▶ Set task:
Would you write out the listing verbatim and skip every picture in it?
* start Dataset content *
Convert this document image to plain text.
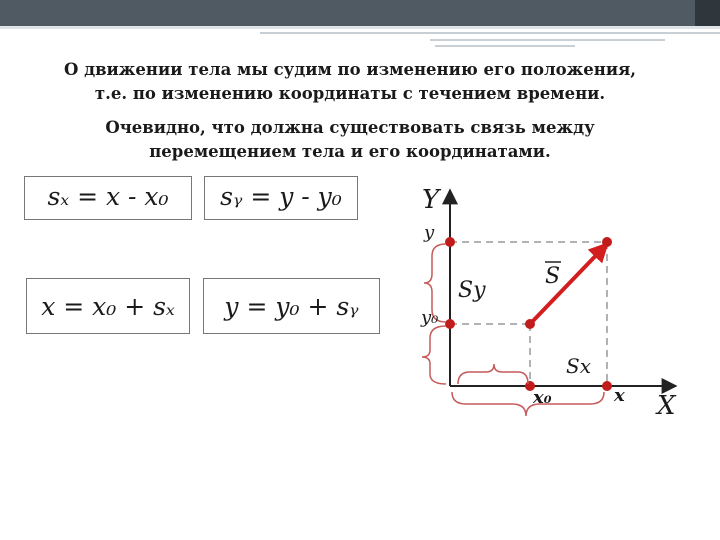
О движении тела мы судим по изменению его положения,
т.е. по изменению координаты с течением времени.
Очевидно, что должна существовать связь между
перемещением тела и его координатами.
sₓ = x - x₀	sᵧ = y - y₀
x = x₀ + sₓ	y = y₀ + sᵧ
Y
y
y₀
Sy
S
Sx
x₀	x X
* end Dataset content *
▶ Written answer:
Convert this document image to plain text.
О движении тела мы судим по изменению его положения,
т.е. по изменению координаты с течением времени.
Очевидно, что должна существовать связь между
перемещением тела и его координатами.
sₓ = x - x₀	sᵧ = y - y₀
x = x₀ + sₓ	y = y₀ + sᵧ
Y
y
y₀
Sy
S
Sx
x₀	x X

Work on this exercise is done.